Records excerpted from a collection

[Start of Attachment]

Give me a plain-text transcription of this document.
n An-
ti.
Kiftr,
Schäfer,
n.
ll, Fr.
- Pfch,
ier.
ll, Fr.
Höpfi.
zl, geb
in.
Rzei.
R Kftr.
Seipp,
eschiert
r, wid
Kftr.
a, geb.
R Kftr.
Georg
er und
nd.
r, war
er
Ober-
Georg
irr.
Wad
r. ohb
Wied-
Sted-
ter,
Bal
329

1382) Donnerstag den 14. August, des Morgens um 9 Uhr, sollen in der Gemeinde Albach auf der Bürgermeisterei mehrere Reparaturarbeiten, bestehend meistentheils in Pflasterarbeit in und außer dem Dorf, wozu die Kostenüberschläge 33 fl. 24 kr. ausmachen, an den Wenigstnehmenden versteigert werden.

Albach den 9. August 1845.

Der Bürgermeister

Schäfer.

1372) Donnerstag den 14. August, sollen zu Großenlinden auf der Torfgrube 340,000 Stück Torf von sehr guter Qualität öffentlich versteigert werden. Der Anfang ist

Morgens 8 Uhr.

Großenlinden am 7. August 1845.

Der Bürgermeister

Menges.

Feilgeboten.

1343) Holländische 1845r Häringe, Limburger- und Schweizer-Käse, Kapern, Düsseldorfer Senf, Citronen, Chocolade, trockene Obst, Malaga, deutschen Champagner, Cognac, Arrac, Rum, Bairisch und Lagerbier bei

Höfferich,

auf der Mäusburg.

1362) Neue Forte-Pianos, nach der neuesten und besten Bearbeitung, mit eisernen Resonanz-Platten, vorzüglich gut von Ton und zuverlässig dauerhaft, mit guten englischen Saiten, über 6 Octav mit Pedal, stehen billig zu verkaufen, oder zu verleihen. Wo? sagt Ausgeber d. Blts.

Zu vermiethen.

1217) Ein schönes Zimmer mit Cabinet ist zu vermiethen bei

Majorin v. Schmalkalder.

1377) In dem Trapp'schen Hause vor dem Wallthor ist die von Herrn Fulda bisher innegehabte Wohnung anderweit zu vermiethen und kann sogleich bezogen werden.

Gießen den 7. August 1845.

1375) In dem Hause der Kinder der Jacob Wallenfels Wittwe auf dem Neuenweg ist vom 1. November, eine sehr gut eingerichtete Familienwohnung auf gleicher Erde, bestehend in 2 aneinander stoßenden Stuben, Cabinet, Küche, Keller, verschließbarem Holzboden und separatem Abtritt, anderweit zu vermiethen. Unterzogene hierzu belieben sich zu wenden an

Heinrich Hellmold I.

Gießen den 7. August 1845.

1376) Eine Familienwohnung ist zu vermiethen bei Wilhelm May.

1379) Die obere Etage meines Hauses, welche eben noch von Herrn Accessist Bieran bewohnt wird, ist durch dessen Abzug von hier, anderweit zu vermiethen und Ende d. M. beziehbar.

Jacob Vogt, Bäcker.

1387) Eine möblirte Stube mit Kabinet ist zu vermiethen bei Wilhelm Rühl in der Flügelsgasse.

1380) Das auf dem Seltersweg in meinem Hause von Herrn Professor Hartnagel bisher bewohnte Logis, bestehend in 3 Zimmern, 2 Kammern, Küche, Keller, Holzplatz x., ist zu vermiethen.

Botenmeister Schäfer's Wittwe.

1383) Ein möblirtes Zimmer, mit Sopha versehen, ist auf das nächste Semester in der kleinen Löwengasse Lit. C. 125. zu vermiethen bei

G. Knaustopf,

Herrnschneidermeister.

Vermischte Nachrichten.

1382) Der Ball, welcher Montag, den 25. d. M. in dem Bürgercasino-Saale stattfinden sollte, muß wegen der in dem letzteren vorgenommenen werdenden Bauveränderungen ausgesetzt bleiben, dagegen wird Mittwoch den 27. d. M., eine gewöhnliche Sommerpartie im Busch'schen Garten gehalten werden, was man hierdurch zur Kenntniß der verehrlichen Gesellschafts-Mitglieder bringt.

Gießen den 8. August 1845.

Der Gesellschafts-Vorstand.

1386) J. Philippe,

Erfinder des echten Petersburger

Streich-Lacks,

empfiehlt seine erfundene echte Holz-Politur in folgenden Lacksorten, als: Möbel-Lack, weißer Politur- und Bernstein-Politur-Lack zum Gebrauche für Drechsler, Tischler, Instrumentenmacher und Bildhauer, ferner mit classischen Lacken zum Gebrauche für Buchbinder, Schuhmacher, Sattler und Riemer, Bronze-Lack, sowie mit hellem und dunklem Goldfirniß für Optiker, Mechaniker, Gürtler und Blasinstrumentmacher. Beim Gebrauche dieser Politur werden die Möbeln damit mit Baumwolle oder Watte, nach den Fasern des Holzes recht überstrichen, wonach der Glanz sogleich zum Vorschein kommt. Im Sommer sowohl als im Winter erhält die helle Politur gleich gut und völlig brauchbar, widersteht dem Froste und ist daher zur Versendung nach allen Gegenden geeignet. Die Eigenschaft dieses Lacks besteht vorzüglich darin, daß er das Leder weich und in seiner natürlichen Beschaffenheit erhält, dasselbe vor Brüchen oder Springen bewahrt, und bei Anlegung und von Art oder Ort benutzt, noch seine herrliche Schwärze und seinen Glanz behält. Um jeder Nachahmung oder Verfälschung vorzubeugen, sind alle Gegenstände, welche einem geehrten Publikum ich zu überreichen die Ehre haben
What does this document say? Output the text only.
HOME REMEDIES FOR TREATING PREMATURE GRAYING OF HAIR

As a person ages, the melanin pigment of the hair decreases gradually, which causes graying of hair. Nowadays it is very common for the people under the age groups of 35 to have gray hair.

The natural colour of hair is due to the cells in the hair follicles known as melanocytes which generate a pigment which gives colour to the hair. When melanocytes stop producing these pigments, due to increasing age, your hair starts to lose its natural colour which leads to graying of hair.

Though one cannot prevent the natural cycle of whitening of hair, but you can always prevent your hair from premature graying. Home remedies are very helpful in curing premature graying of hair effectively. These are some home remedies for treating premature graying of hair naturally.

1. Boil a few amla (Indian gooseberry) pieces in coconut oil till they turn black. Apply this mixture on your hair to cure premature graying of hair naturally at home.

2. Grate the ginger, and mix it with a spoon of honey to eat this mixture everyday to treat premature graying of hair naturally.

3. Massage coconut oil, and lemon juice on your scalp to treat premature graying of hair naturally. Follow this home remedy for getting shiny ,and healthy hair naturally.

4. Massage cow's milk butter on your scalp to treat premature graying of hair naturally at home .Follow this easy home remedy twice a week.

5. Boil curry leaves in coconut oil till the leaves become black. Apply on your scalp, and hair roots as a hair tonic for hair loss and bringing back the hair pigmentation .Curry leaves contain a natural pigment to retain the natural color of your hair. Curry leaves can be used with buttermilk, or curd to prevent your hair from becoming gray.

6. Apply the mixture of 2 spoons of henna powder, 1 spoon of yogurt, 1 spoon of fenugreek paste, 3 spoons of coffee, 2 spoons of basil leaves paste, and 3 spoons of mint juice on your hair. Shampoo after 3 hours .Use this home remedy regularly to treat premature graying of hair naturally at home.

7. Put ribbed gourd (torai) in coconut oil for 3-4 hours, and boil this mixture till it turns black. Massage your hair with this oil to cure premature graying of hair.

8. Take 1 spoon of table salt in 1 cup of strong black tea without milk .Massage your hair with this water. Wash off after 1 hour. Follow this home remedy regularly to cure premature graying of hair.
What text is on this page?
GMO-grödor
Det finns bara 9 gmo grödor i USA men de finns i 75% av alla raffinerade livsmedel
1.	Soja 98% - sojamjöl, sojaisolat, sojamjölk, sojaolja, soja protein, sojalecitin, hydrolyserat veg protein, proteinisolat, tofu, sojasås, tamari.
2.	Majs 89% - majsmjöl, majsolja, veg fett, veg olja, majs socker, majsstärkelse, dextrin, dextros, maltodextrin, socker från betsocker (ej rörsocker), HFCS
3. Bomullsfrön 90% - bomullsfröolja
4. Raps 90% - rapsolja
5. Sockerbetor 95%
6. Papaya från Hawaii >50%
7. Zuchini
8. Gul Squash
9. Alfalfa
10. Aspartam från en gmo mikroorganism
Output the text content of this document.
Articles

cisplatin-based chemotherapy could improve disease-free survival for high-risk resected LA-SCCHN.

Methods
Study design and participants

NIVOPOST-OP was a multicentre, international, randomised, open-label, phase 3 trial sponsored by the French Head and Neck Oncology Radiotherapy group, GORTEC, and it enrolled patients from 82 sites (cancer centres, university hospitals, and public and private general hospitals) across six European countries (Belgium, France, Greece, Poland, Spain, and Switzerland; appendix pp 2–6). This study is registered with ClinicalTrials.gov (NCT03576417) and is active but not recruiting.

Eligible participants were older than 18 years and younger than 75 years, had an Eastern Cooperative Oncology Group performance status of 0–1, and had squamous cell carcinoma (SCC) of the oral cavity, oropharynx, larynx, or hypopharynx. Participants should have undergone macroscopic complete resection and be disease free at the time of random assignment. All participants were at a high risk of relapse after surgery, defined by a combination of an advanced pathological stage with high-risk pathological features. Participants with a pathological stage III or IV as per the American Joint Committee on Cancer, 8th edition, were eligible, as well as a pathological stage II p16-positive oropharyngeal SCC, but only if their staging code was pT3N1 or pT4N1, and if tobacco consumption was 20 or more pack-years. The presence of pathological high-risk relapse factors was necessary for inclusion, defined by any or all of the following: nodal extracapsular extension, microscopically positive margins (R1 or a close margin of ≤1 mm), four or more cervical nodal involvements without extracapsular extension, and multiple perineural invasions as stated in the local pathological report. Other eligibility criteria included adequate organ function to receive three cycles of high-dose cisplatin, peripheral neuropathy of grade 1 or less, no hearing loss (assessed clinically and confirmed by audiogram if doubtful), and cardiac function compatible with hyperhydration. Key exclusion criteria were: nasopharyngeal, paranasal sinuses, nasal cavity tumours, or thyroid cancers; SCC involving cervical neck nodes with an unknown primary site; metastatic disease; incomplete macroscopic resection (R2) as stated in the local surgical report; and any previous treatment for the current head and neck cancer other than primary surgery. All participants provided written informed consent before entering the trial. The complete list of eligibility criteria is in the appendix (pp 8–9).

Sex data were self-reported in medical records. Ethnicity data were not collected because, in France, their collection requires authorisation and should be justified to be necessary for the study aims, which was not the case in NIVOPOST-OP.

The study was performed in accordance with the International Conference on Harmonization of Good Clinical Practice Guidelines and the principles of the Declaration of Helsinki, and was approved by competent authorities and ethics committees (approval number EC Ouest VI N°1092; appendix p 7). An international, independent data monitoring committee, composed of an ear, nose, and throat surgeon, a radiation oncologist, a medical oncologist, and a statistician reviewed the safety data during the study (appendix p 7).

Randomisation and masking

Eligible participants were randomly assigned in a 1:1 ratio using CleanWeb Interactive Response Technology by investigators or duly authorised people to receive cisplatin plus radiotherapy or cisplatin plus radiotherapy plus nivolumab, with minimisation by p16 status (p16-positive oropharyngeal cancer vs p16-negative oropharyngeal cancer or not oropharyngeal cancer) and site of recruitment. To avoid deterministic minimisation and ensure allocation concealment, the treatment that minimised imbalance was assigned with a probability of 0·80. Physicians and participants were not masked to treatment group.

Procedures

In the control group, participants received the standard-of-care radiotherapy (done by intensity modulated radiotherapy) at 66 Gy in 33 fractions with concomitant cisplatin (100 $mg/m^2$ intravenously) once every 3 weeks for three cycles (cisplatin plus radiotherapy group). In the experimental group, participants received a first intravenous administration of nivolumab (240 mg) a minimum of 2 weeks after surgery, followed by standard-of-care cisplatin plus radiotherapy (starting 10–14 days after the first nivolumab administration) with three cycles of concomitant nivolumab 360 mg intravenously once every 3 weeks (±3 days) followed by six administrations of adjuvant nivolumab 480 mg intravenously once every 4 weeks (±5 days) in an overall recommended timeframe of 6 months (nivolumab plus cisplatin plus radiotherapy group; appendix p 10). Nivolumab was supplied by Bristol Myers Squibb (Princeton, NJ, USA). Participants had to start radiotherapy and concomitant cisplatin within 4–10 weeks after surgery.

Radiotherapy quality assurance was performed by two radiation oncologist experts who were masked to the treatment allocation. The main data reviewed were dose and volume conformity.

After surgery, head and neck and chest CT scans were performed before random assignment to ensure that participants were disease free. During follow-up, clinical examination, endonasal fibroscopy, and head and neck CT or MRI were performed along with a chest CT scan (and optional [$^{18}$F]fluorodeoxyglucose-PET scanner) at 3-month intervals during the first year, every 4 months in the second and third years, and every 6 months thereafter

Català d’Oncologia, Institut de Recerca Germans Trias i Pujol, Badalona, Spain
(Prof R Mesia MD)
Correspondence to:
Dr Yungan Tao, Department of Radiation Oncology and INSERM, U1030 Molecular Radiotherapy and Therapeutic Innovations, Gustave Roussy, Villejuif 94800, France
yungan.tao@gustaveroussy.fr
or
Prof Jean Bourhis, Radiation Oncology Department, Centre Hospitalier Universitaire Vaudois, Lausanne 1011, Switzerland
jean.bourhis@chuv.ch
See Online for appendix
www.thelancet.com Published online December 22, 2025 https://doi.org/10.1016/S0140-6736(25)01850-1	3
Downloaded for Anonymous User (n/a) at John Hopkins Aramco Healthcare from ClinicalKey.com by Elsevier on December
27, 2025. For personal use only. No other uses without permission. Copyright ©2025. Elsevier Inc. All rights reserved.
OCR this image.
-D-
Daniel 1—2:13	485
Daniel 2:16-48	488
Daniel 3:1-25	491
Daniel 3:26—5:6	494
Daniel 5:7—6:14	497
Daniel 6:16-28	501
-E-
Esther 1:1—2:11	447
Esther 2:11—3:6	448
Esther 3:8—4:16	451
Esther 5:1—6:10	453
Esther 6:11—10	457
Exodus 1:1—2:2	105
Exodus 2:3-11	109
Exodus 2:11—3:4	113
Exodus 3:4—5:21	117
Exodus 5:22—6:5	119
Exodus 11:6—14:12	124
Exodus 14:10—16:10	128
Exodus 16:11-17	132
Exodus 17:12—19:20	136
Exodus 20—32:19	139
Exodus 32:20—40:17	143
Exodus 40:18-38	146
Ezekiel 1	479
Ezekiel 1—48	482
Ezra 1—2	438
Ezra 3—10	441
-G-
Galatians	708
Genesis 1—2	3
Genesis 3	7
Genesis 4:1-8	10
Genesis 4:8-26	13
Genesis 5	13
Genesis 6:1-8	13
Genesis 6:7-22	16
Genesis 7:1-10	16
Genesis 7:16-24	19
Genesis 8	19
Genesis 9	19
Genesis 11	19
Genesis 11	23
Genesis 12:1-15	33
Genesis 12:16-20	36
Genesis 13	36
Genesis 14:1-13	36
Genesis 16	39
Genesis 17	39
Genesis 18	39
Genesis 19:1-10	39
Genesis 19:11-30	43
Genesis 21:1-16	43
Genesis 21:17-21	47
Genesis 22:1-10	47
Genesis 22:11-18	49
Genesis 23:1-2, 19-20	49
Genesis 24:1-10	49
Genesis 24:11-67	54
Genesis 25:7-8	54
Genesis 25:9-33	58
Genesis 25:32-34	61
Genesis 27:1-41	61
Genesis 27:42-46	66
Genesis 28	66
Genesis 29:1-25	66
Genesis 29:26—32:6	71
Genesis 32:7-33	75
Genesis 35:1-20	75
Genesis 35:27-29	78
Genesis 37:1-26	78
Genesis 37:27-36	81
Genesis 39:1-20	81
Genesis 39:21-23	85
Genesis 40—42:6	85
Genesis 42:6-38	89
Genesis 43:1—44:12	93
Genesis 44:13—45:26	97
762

[End of Attachment]

**Task description:**
Among the lines above, return those that contain the string "Morgens".

**Completed exercise:**
1382) Donnerstag den 14. August, des Morgens um 9 Uhr, sollen in der Gemeinde Albach auf der Bürgermeisterei mehrere Reparaturarbeiten, bestehend meistentheils in Pflasterarbeit in und außer dem Dorf, wozu die Kostenüberschläge 33 fl. 24 kr. ausmachen, an den Wenigstnehmenden versteigert werden.
Morgens 8 Uhr.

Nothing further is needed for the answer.